* [WHAT THE EXERCISE ASKS]:
Copy every record below exactly as written, but leave out the pictures.

>> START DATA TO PROCESS

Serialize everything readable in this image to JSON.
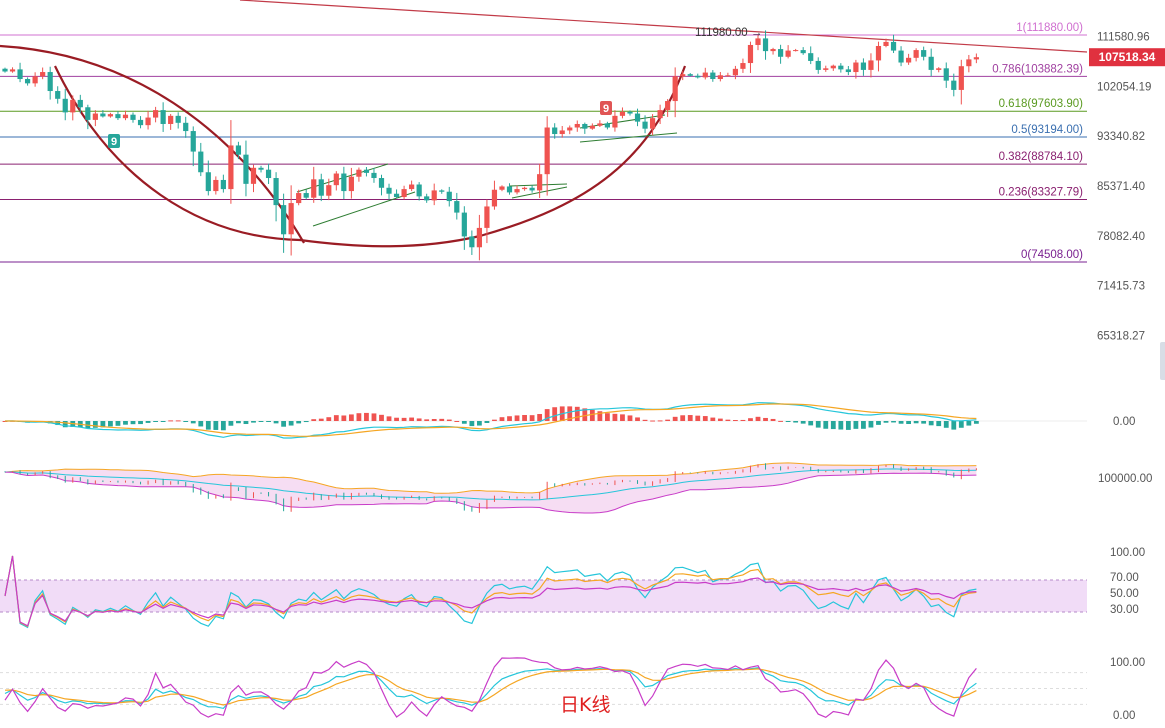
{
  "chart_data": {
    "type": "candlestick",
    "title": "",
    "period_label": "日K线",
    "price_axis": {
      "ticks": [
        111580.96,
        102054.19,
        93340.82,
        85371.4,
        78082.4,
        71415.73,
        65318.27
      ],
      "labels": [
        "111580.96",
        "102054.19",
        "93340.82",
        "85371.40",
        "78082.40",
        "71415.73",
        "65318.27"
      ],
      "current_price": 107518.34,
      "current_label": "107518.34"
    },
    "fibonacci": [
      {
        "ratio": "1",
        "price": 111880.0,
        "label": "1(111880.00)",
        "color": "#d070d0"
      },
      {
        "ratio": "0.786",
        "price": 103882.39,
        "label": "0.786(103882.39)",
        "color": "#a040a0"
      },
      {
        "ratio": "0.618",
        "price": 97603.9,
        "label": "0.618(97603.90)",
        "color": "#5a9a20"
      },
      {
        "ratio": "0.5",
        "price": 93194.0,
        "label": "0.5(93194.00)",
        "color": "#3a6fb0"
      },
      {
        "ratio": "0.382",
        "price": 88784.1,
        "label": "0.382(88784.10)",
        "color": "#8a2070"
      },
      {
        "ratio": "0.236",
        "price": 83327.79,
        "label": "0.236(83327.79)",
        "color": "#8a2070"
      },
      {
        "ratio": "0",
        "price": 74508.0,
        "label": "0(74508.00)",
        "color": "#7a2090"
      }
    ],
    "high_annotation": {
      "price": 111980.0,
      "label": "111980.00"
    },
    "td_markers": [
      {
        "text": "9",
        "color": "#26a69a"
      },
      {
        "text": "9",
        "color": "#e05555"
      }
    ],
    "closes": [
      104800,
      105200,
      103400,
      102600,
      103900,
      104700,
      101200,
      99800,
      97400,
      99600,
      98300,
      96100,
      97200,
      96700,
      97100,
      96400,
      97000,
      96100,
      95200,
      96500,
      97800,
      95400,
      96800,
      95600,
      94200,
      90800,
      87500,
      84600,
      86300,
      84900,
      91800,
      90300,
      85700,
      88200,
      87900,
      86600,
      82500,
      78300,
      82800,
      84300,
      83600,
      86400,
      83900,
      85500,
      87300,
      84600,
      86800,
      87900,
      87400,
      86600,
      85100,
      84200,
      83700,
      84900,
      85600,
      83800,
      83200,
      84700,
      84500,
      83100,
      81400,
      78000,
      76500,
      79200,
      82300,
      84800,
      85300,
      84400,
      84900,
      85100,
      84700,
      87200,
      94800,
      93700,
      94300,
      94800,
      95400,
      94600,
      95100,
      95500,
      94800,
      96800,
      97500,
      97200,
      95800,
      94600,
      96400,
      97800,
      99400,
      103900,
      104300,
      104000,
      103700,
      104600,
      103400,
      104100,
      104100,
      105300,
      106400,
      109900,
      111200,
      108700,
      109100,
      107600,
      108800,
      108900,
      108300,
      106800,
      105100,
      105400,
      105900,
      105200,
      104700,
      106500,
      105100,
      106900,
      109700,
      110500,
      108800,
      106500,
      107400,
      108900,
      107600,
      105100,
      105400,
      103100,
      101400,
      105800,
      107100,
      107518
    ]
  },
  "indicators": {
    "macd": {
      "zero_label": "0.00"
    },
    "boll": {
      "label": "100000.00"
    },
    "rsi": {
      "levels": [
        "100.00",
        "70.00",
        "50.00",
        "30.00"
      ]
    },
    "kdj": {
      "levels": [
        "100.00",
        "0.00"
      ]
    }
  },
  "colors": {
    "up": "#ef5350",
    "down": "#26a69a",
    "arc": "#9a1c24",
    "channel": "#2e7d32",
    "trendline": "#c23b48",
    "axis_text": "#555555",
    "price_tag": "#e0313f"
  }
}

>> END DATA TO PROCESS

* [ANSWER TO THIS TASK]:
Serialize everything readable in this image to JSON.
{
  "chart_data": {
    "type": "candlestick",
    "title": "",
    "period_label": "日K线",
    "price_axis": {
      "ticks": [
        111580.96,
        102054.19,
        93340.82,
        85371.4,
        78082.4,
        71415.73,
        65318.27
      ],
      "labels": [
        "111580.96",
        "102054.19",
        "93340.82",
        "85371.40",
        "78082.40",
        "71415.73",
        "65318.27"
      ],
      "current_price": 107518.34,
      "current_label": "107518.34"
    },
    "fibonacci": [
      {
        "ratio": "1",
        "price": 111880.0,
        "label": "1(111880.00)",
        "color": "#d070d0"
      },
      {
        "ratio": "0.786",
        "price": 103882.39,
        "label": "0.786(103882.39)",
        "color": "#a040a0"
      },
      {
        "ratio": "0.618",
        "price": 97603.9,
        "label": "0.618(97603.90)",
        "color": "#5a9a20"
      },
      {
        "ratio": "0.5",
        "price": 93194.0,
        "label": "0.5(93194.00)",
        "color": "#3a6fb0"
      },
      {
        "ratio": "0.382",
        "price": 88784.1,
        "label": "0.382(88784.10)",
        "color": "#8a2070"
      },
      {
        "ratio": "0.236",
        "price": 83327.79,
        "label": "0.236(83327.79)",
        "color": "#8a2070"
      },
      {
        "ratio": "0",
        "price": 74508.0,
        "label": "0(74508.00)",
        "color": "#7a2090"
      }
    ],
    "high_annotation": {
      "price": 111980.0,
      "label": "111980.00"
    },
    "td_markers": [
      {
        "text": "9",
        "color": "#26a69a"
      },
      {
        "text": "9",
        "color": "#e05555"
      }
    ],
    "closes": [
      104800,
      105200,
      103400,
      102600,
      103900,
      104700,
      101200,
      99800,
      97400,
      99600,
      98300,
      96100,
      97200,
      96700,
      97100,
      96400,
      97000,
      96100,
      95200,
      96500,
      97800,
      95400,
      96800,
      95600,
      94200,
      90800,
      87500,
      84600,
      86300,
      84900,
      91800,
      90300,
      85700,
      88200,
      87900,
      86600,
      82500,
      78300,
      82800,
      84300,
      83600,
      86400,
      83900,
      85500,
      87300,
      84600,
      86800,
      87900,
      87400,
      86600,
      85100,
      84200,
      83700,
      84900,
      85600,
      83800,
      83200,
      84700,
      84500,
      83100,
      81400,
      78000,
      76500,
      79200,
      82300,
      84800,
      85300,
      84400,
      84900,
      85100,
      84700,
      87200,
      94800,
      93700,
      94300,
      94800,
      95400,
      94600,
      95100,
      95500,
      94800,
      96800,
      97500,
      97200,
      95800,
      94600,
      96400,
      97800,
      99400,
      103900,
      104300,
      104000,
      103700,
      104600,
      103400,
      104100,
      104100,
      105300,
      106400,
      109900,
      111200,
      108700,
      109100,
      107600,
      108800,
      108900,
      108300,
      106800,
      105100,
      105400,
      105900,
      105200,
      104700,
      106500,
      105100,
      106900,
      109700,
      110500,
      108800,
      106500,
      107400,
      108900,
      107600,
      105100,
      105400,
      103100,
      101400,
      105800,
      107100,
      107518
    ]
  },
  "indicators": {
    "macd": {
      "zero_label": "0.00"
    },
    "boll": {
      "label": "100000.00"
    },
    "rsi": {
      "levels": [
        "100.00",
        "70.00",
        "50.00",
        "30.00"
      ]
    },
    "kdj": {
      "levels": [
        "100.00",
        "0.00"
      ]
    }
  },
  "colors": {
    "up": "#ef5350",
    "down": "#26a69a",
    "arc": "#9a1c24",
    "channel": "#2e7d32",
    "trendline": "#c23b48",
    "axis_text": "#555555",
    "price_tag": "#e0313f"
  }
}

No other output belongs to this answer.